INFORMATION PROVIDED
────────────────
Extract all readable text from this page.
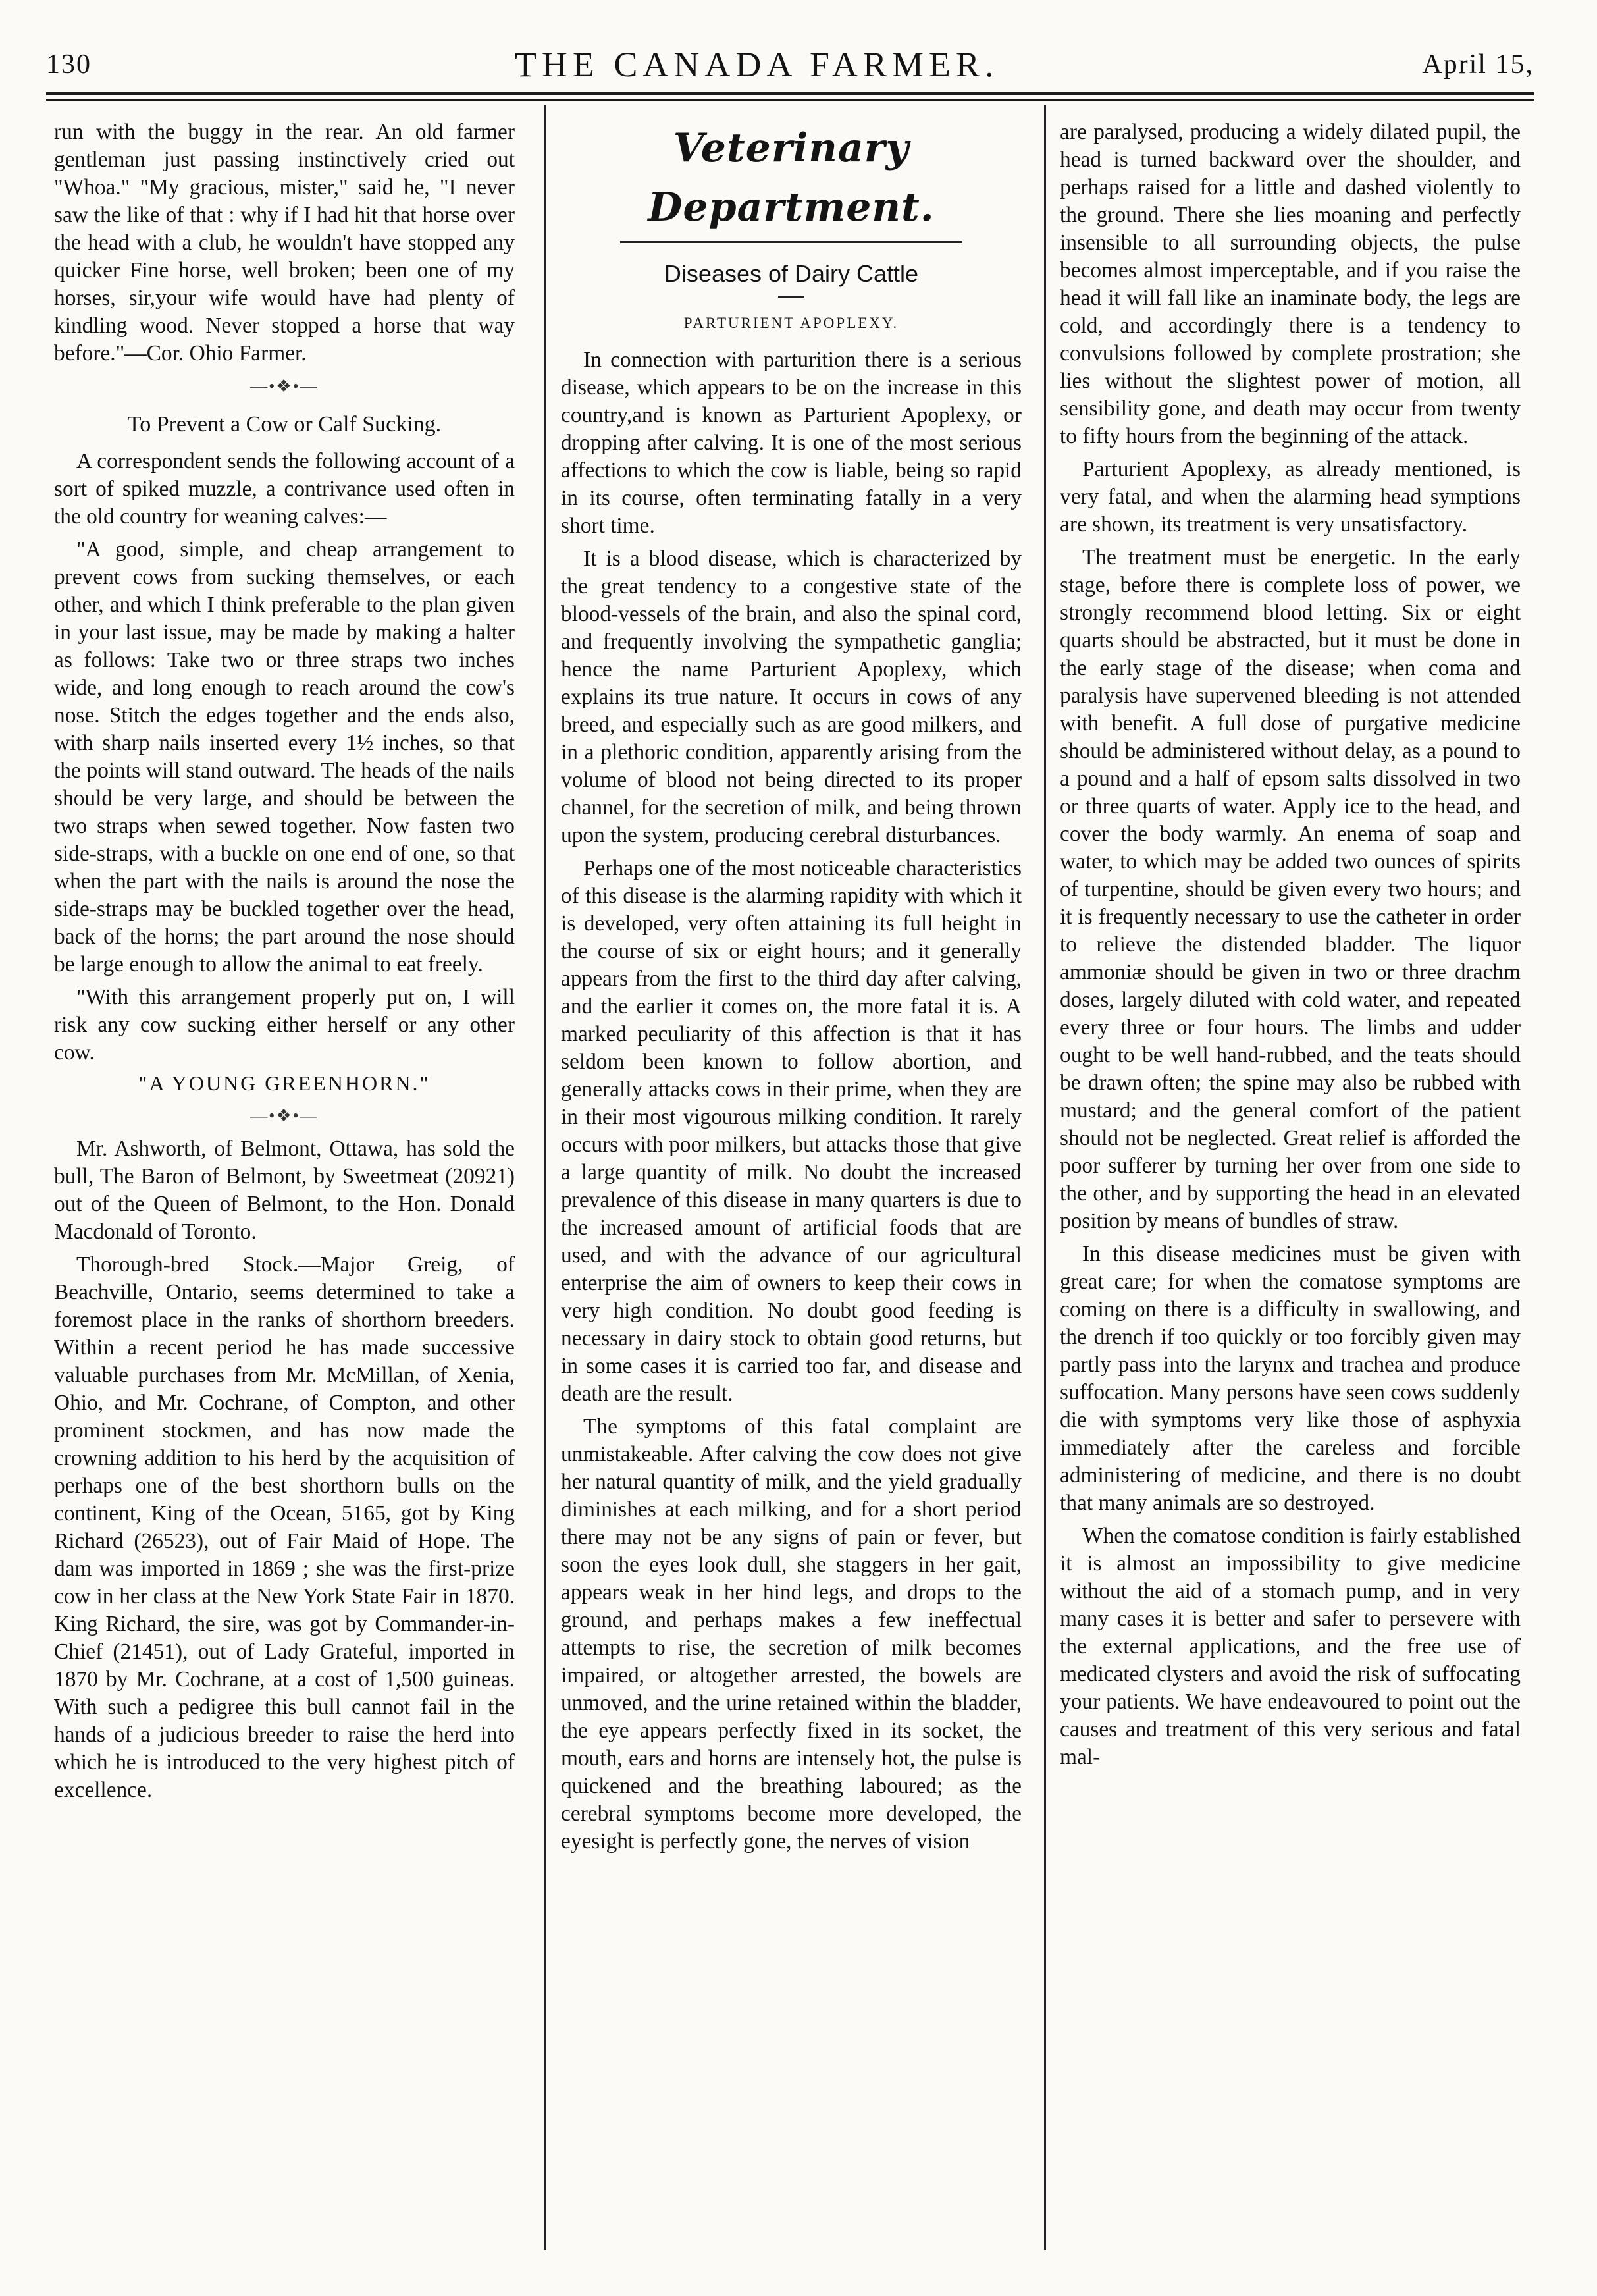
130	THE CANADA FARMER.	April 15,

run with the buggy in the rear. An old farmer gentleman just passing instinctively cried out "Whoa." "My gracious, mister," said he, "I never saw the like of that : why if I had hit that horse over the head with a club, he wouldn't have stopped any quicker Fine horse, well broken; been one of my horses, sir,your wife would have had plenty of kindling wood. Never stopped a horse that way before."—Cor. Ohio Farmer.

—•❖•—
To Prevent a Cow or Calf Sucking.

A correspondent sends the following account of a sort of spiked muzzle, a contrivance used often in the old country for weaning calves:—

"A good, simple, and cheap arrangement to prevent cows from sucking themselves, or each other, and which I think preferable to the plan given in your last issue, may be made by making a halter as follows: Take two or three straps two inches wide, and long enough to reach around the cow's nose. Stitch the edges together and the ends also, with sharp nails inserted every 1½ inches, so that the points will stand outward. The heads of the nails should be very large, and should be between the two straps when sewed together. Now fasten two side-straps, with a buckle on one end of one, so that when the part with the nails is around the nose the side-straps may be buckled together over the head, back of the horns; the part around the nose should be large enough to allow the animal to eat freely.

"With this arrangement properly put on, I will risk any cow sucking either herself or any other cow.

"A YOUNG GREENHORN."
—•❖•—

Mr. Ashworth, of Belmont, Ottawa, has sold the bull, The Baron of Belmont, by Sweetmeat (20921) out of the Queen of Belmont, to the Hon. Donald Macdonald of Toronto.

Thorough-bred Stock.—Major Greig, of Beachville, Ontario, seems determined to take a foremost place in the ranks of shorthorn breeders. Within a recent period he has made successive valuable purchases from Mr. McMillan, of Xenia, Ohio, and Mr. Cochrane, of Compton, and other prominent stockmen, and has now made the crowning addition to his herd by the acquisition of perhaps one of the best shorthorn bulls on the continent, King of the Ocean, 5165, got by King Richard (26523), out of Fair Maid of Hope. The dam was imported in 1869 ; she was the first-prize cow in her class at the New York State Fair in 1870. King Richard, the sire, was got by Commander-in-Chief (21451), out of Lady Grateful, imported in 1870 by Mr. Cochrane, at a cost of 1,500 guineas. With such a pedigree this bull cannot fail in the hands of a judicious breeder to raise the herd into which he is introduced to the very highest pitch of excellence.

Veterinary Department.
Diseases of Dairy Cattle
PARTURIENT APOPLEXY.

In connection with parturition there is a serious disease, which appears to be on the increase in this country,and is known as Parturient Apoplexy, or dropping after calving. It is one of the most serious affections to which the cow is liable, being so rapid in its course, often terminating fatally in a very short time.

It is a blood disease, which is characterized by the great tendency to a congestive state of the blood-vessels of the brain, and also the spinal cord, and frequently involving the sympathetic ganglia; hence the name Parturient Apoplexy, which explains its true nature. It occurs in cows of any breed, and especially such as are good milkers, and in a plethoric condition, apparently arising from the volume of blood not being directed to its proper channel, for the secretion of milk, and being thrown upon the system, producing cerebral disturbances.

Perhaps one of the most noticeable characteristics of this disease is the alarming rapidity with which it is developed, very often attaining its full height in the course of six or eight hours; and it generally appears from the first to the third day after calving, and the earlier it comes on, the more fatal it is. A marked peculiarity of this affection is that it has seldom been known to follow abortion, and generally attacks cows in their prime, when they are in their most vigourous milking condition. It rarely occurs with poor milkers, but attacks those that give a large quantity of milk. No doubt the increased prevalence of this disease in many quarters is due to the increased amount of artificial foods that are used, and with the advance of our agricultural enterprise the aim of owners to keep their cows in very high condition. No doubt good feeding is necessary in dairy stock to obtain good returns, but in some cases it is carried too far, and disease and death are the result.

The symptoms of this fatal complaint are unmistakeable. After calving the cow does not give her natural quantity of milk, and the yield gradually diminishes at each milking, and for a short period there may not be any signs of pain or fever, but soon the eyes look dull, she staggers in her gait, appears weak in her hind legs, and drops to the ground, and perhaps makes a few ineffectual attempts to rise, the secretion of milk becomes impaired, or altogether arrested, the bowels are unmoved, and the urine retained within the bladder, the eye appears perfectly fixed in its socket, the mouth, ears and horns are intensely hot, the pulse is quickened and the breathing laboured; as the cerebral symptoms become more developed, the eyesight is perfectly gone, the nerves of vision

are paralysed, producing a widely dilated pupil, the head is turned backward over the shoulder, and perhaps raised for a little and dashed violently to the ground. There she lies moaning and perfectly insensible to all surrounding objects, the pulse becomes almost imperceptable, and if you raise the head it will fall like an inaminate body, the legs are cold, and accordingly there is a tendency to convulsions followed by complete prostration; she lies without the slightest power of motion, all sensibility gone, and death may occur from twenty to fifty hours from the beginning of the attack.

Parturient Apoplexy, as already mentioned, is very fatal, and when the alarming head symptions are shown, its treatment is very unsatisfactory.

The treatment must be energetic. In the early stage, before there is complete loss of power, we strongly recommend blood letting. Six or eight quarts should be abstracted, but it must be done in the early stage of the disease; when coma and paralysis have supervened bleeding is not attended with benefit. A full dose of purgative medicine should be administered without delay, as a pound to a pound and a half of epsom salts dissolved in two or three quarts of water. Apply ice to the head, and cover the body warmly. An enema of soap and water, to which may be added two ounces of spirits of turpentine, should be given every two hours; and it is frequently necessary to use the catheter in order to relieve the distended bladder. The liquor ammoniæ should be given in two or three drachm doses, largely diluted with cold water, and repeated every three or four hours. The limbs and udder ought to be well hand-rubbed, and the teats should be drawn often; the spine may also be rubbed with mustard; and the general comfort of the patient should not be neglected. Great relief is afforded the poor sufferer by turning her over from one side to the other, and by supporting the head in an elevated position by means of bundles of straw.

In this disease medicines must be given with great care; for when the comatose symptoms are coming on there is a difficulty in swallowing, and the drench if too quickly or too forcibly given may partly pass into the larynx and trachea and produce suffocation. Many persons have seen cows suddenly die with symptoms very like those of asphyxia immediately after the careless and forcible administering of medicine, and there is no doubt that many animals are so destroyed.

When the comatose condition is fairly established it is almost an impossibility to give medicine without the aid of a stomach pump, and in very many cases it is better and safer to persevere with the external applications, and the free use of medicated clysters and avoid the risk of suffocating your patients. We have endeavoured to point out the causes and treatment of this very serious and fatal mal-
────────────────
EXERCISE GOAL
Look over the material and return every line where the word "risk" is found.

COMPLETED EXERCISE
"With this arrangement properly put on, I will risk any cow sucking either herself or any other cow.
When the comatose condition is fairly established it is almost an impossibility to give medicine without the aid of a stomach pump, and in very many cases it is better and safer to persevere with the external applications, and the free use of medicated clysters and avoid the risk of suffocating your patients. We have endeavoured to point out the causes and treatment of this very serious and fatal mal-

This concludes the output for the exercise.